◆ **WHAT IS NEEDED**: Please swap "bar" for "column" in the lines between the one holding "us-dot bbox=[197, 243, 206, 252]" and the one holding "bar bbox=[93, 185, 104, 242]", inclusive, and give only those lines back with everything else unchanged.

◆ **MATERIAL FOR THIS EXERCISE**:
-------
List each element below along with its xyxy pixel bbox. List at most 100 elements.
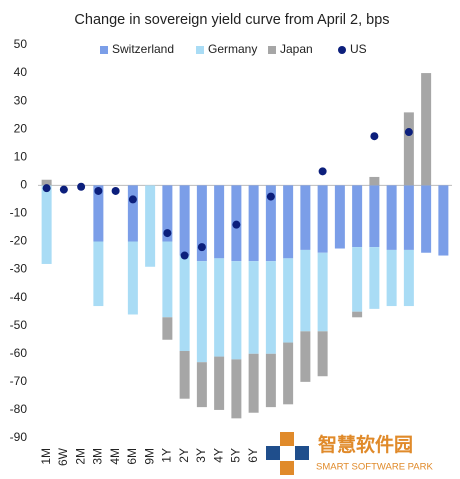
us-dot bbox=[197, 243, 206, 252]
bar bbox=[248, 261, 259, 354]
chart-title: Change in sovereign yield curve from Apr… bbox=[74, 12, 389, 28]
bar bbox=[317, 185, 328, 253]
bar bbox=[162, 241, 173, 318]
bar bbox=[41, 185, 52, 264]
x-tick-label: 5Y bbox=[229, 448, 243, 463]
bar bbox=[421, 185, 432, 253]
bar bbox=[93, 185, 104, 242]
x-tick-label: 6Y bbox=[246, 448, 260, 463]
us-dot bbox=[370, 132, 379, 141]
bar bbox=[386, 185, 397, 250]
legend-label: Germany bbox=[208, 42, 257, 56]
bar bbox=[352, 185, 363, 248]
bar bbox=[438, 185, 449, 256]
bar bbox=[93, 241, 104, 307]
bar bbox=[231, 261, 242, 360]
bar bbox=[214, 356, 225, 410]
y-tick-label: -70 bbox=[10, 374, 28, 388]
y-tick-label: -10 bbox=[10, 206, 28, 220]
bar bbox=[403, 185, 414, 250]
logo-square bbox=[280, 461, 294, 475]
bar bbox=[196, 362, 207, 408]
bar bbox=[248, 185, 259, 262]
x-tick-label: 1Y bbox=[160, 448, 174, 463]
bar bbox=[300, 185, 311, 250]
legend-marker bbox=[268, 46, 276, 54]
bar bbox=[352, 247, 363, 312]
us-dot bbox=[59, 185, 68, 194]
bar bbox=[283, 342, 294, 405]
logo-square bbox=[280, 432, 294, 446]
bar bbox=[300, 249, 311, 332]
us-dot bbox=[111, 186, 120, 195]
bar bbox=[403, 112, 414, 186]
us-dot bbox=[163, 229, 172, 238]
y-tick-label: -20 bbox=[10, 234, 28, 248]
x-tick-label: 2M bbox=[73, 448, 87, 465]
us-dot bbox=[42, 184, 51, 193]
bar bbox=[317, 331, 328, 377]
bar bbox=[127, 241, 138, 315]
y-tick-label: 30 bbox=[14, 93, 28, 107]
legend-label: US bbox=[350, 42, 367, 56]
bar bbox=[127, 185, 138, 242]
bar bbox=[231, 359, 242, 419]
bar bbox=[179, 255, 190, 351]
x-tick-label: 4Y bbox=[211, 448, 225, 463]
y-tick-label: -80 bbox=[10, 402, 28, 416]
bar bbox=[196, 185, 207, 262]
us-dot bbox=[180, 251, 189, 260]
us-dot bbox=[404, 128, 413, 137]
bar bbox=[369, 247, 380, 309]
bar bbox=[162, 185, 173, 242]
y-tick-label: -60 bbox=[10, 346, 28, 360]
bar bbox=[283, 258, 294, 343]
bar bbox=[145, 185, 156, 267]
legend-marker bbox=[338, 46, 346, 54]
x-tick-label: 1M bbox=[39, 448, 53, 465]
logo-square bbox=[295, 446, 309, 460]
x-tick-label: 2Y bbox=[177, 448, 191, 463]
bar bbox=[403, 249, 414, 307]
y-tick-label: 0 bbox=[20, 178, 27, 192]
y-tick-label: 50 bbox=[14, 37, 28, 51]
y-tick-label: 40 bbox=[14, 65, 28, 79]
x-tick-label: 6W bbox=[56, 447, 70, 466]
bar bbox=[179, 350, 190, 399]
y-tick-label: 10 bbox=[14, 149, 28, 163]
bar bbox=[214, 258, 225, 357]
bar bbox=[248, 353, 259, 413]
us-dot bbox=[128, 195, 137, 204]
watermark-title: 智慧软件园 bbox=[318, 433, 413, 456]
bar bbox=[283, 185, 294, 259]
watermark: 智慧软件园 SMART SOFTWARE PARK bbox=[266, 432, 433, 475]
dots bbox=[42, 128, 413, 260]
legend-label: Switzerland bbox=[112, 42, 174, 56]
x-tick-label: 3Y bbox=[194, 448, 208, 463]
x-tick-label: 4M bbox=[108, 448, 122, 465]
us-dot bbox=[266, 192, 275, 201]
bar bbox=[41, 179, 52, 186]
bar bbox=[265, 261, 276, 354]
bar bbox=[300, 331, 311, 382]
watermark-subtitle: SMART SOFTWARE PARK bbox=[316, 462, 433, 473]
legend-label: Japan bbox=[280, 42, 313, 56]
us-dot bbox=[94, 186, 103, 195]
bar bbox=[421, 73, 432, 186]
us-dot bbox=[77, 182, 86, 191]
x-tick-label: 3M bbox=[91, 448, 105, 465]
x-tick-label: 9M bbox=[142, 448, 156, 465]
logo-square bbox=[266, 446, 280, 460]
bars bbox=[41, 73, 449, 419]
y-tick-label: -50 bbox=[10, 318, 28, 332]
bar bbox=[369, 176, 380, 186]
bar bbox=[214, 185, 225, 259]
y-tick-label: 20 bbox=[14, 121, 28, 135]
y-tick-label: -40 bbox=[10, 290, 28, 304]
bar bbox=[179, 185, 190, 256]
us-dot bbox=[318, 167, 327, 176]
x-tick-label: 6M bbox=[125, 448, 139, 465]
y-tick-label: -90 bbox=[10, 430, 28, 444]
bar bbox=[162, 317, 173, 340]
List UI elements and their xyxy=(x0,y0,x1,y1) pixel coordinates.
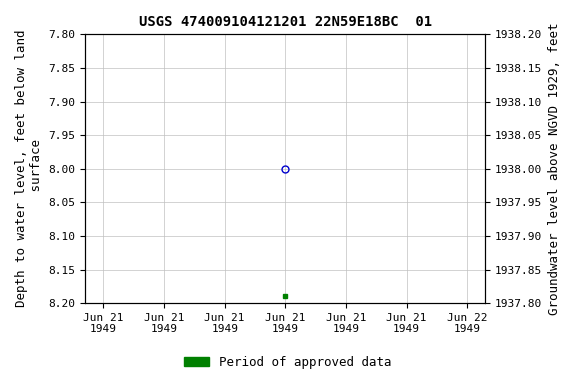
Y-axis label: Groundwater level above NGVD 1929, feet: Groundwater level above NGVD 1929, feet xyxy=(548,23,561,315)
Title: USGS 474009104121201 22N59E18BC  01: USGS 474009104121201 22N59E18BC 01 xyxy=(139,15,432,29)
Y-axis label: Depth to water level, feet below land
 surface: Depth to water level, feet below land su… xyxy=(15,30,43,308)
Legend: Period of approved data: Period of approved data xyxy=(179,351,397,374)
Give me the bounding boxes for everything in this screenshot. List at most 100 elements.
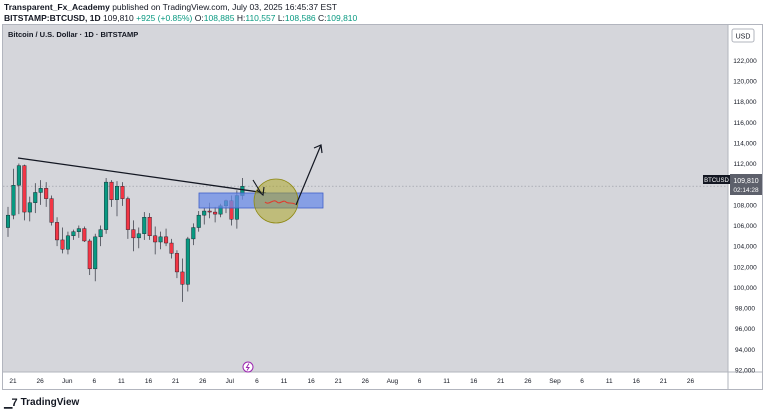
candle-body xyxy=(33,192,38,203)
time-tick-label: Aug xyxy=(387,378,399,385)
candle-body xyxy=(87,240,92,270)
candle-body xyxy=(49,198,54,223)
time-tick-label: Jun xyxy=(62,378,73,385)
candle-body xyxy=(174,253,179,273)
candle-body xyxy=(11,185,16,216)
candle-body xyxy=(169,242,174,254)
candle-body xyxy=(38,188,43,193)
price-chart[interactable]: Bitcoin / U.S. Dollar · 1D · BITSTAMP US… xyxy=(3,25,762,389)
price-tick-label: 120,000 xyxy=(733,78,757,85)
time-tick-label: 21 xyxy=(335,378,343,385)
time-tick-label: 11 xyxy=(606,378,613,385)
time-tick-label: 26 xyxy=(199,378,207,385)
chart-header: Transparent_Fx_Academy published on Trad… xyxy=(4,2,357,23)
last-price: 109,810 xyxy=(103,12,134,23)
open-label: O: xyxy=(194,12,204,23)
price-tag-countdown: 02:14:28 xyxy=(733,187,759,194)
drop-arrow xyxy=(252,179,262,194)
price-tag xyxy=(730,174,762,195)
ohlc-line: BITSTAMP:BTCUSD, 1D 109,810 +925 (+0.85%… xyxy=(4,13,357,24)
candle-body xyxy=(71,231,76,237)
currency-box[interactable] xyxy=(731,28,755,43)
candle-body xyxy=(125,198,130,230)
candle-body xyxy=(153,235,158,243)
time-tick-label: 6 xyxy=(580,378,584,385)
candle-body xyxy=(76,228,81,232)
price-tick-label: 96,000 xyxy=(735,326,755,333)
price-change: +925 (+0.85%) xyxy=(136,12,193,23)
price-tick-label: 122,000 xyxy=(733,58,757,65)
time-tick-label: 26 xyxy=(687,378,695,385)
candle-body xyxy=(185,238,190,285)
time-axis: 21 26 Jun 6 11 16 21 26 Jul 6 11 16 21 26 Aug 6 11 16 21 26… xyxy=(9,378,694,385)
rise-arrowhead xyxy=(313,144,323,154)
candle-body xyxy=(158,236,163,243)
price-tick-label: 94,000 xyxy=(735,347,755,354)
price-tick-label: 112,000 xyxy=(733,161,756,168)
time-tick-label: 16 xyxy=(633,378,641,385)
candle-body xyxy=(65,235,70,250)
candle-body xyxy=(142,217,147,234)
candle-body xyxy=(109,181,114,200)
currency-label: USD xyxy=(736,34,751,41)
price-tick-label: 102,000 xyxy=(733,264,757,271)
price-tick-label: 106,000 xyxy=(733,223,757,230)
tradingview-logo-icon: ▁7 xyxy=(4,397,18,409)
price-tick-label: 118,000 xyxy=(733,99,756,106)
candle-body xyxy=(131,229,136,239)
symbol-tag-text: BTCUSD xyxy=(704,178,729,184)
time-tick-label: 21 xyxy=(172,378,180,385)
trendline[interactable] xyxy=(17,157,267,194)
candle-body xyxy=(27,202,32,213)
publisher-name[interactable]: Transparent_Fx_Academy xyxy=(4,2,110,12)
projected-path xyxy=(264,200,296,205)
candles xyxy=(6,163,245,302)
time-tick-label: 21 xyxy=(497,378,505,385)
candle-body xyxy=(44,188,49,199)
time-tick-label: Jul xyxy=(226,378,235,385)
publish-info: published on TradingView.com, July 03, 2… xyxy=(112,2,337,12)
price-tick-label: 92,000 xyxy=(735,368,755,375)
price-axis: 122,000 120,000 118,000 116,000 114,000 112,0… xyxy=(733,58,757,375)
candle-body xyxy=(114,186,119,200)
time-tick-label: 16 xyxy=(307,378,315,385)
candle-body xyxy=(196,214,201,228)
time-tick-label: 26 xyxy=(362,378,370,385)
price-tick-label: 114,000 xyxy=(733,140,756,147)
candle-body xyxy=(98,229,103,238)
low-value: 108,586 xyxy=(284,12,316,23)
candle-body xyxy=(120,186,125,199)
candle-body xyxy=(82,228,87,242)
close-label: C: xyxy=(318,12,327,23)
candle-body xyxy=(213,211,218,215)
chart-title: Bitcoin / U.S. Dollar · 1D · BITSTAMP xyxy=(8,30,138,39)
price-tick-label: 100,000 xyxy=(733,285,757,292)
price-tick-label: 108,000 xyxy=(733,202,757,209)
time-tick-label: Sep xyxy=(549,378,561,385)
candle-body xyxy=(207,210,212,213)
symbol-label: BITSTAMP:BTCUSD, 1D xyxy=(4,12,101,23)
time-tick-label: 16 xyxy=(470,378,478,385)
candle-body xyxy=(55,222,60,241)
drop-arrowhead xyxy=(256,186,265,197)
brand-name[interactable]: TradingView xyxy=(20,397,80,408)
time-tick-label: 16 xyxy=(145,378,153,385)
rise-arrow xyxy=(295,144,322,206)
time-tick-label: 6 xyxy=(418,378,422,385)
footer-brand: ▁7 TradingView xyxy=(4,396,79,409)
time-tick-label: 11 xyxy=(118,378,125,385)
time-tick-label: 21 xyxy=(9,378,17,385)
candle-body xyxy=(6,214,10,228)
open-value: 108,885 xyxy=(203,12,235,23)
candle-body xyxy=(202,210,207,216)
candle-body xyxy=(60,239,65,250)
time-tick-label: 21 xyxy=(660,378,668,385)
candle-body xyxy=(164,236,169,244)
candle-body xyxy=(93,236,98,270)
candle-body xyxy=(104,181,109,230)
price-tick-label: 116,000 xyxy=(733,120,756,127)
close-value: 109,810 xyxy=(326,12,358,23)
time-tick-label: 11 xyxy=(281,378,288,385)
candle-body xyxy=(16,165,21,186)
low-label: L: xyxy=(277,12,285,23)
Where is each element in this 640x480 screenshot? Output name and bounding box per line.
-------
◆ **CORRECT ANSWER**:
us-dot bbox=[197, 243, 206, 252]
column bbox=[248, 261, 259, 354]
chart-title: Change in sovereign yield curve from Apr… bbox=[74, 12, 389, 28]
column bbox=[317, 185, 328, 253]
column bbox=[162, 241, 173, 318]
column bbox=[41, 185, 52, 264]
x-tick-label: 5Y bbox=[229, 448, 243, 463]
column bbox=[421, 185, 432, 253]
column bbox=[93, 185, 104, 242]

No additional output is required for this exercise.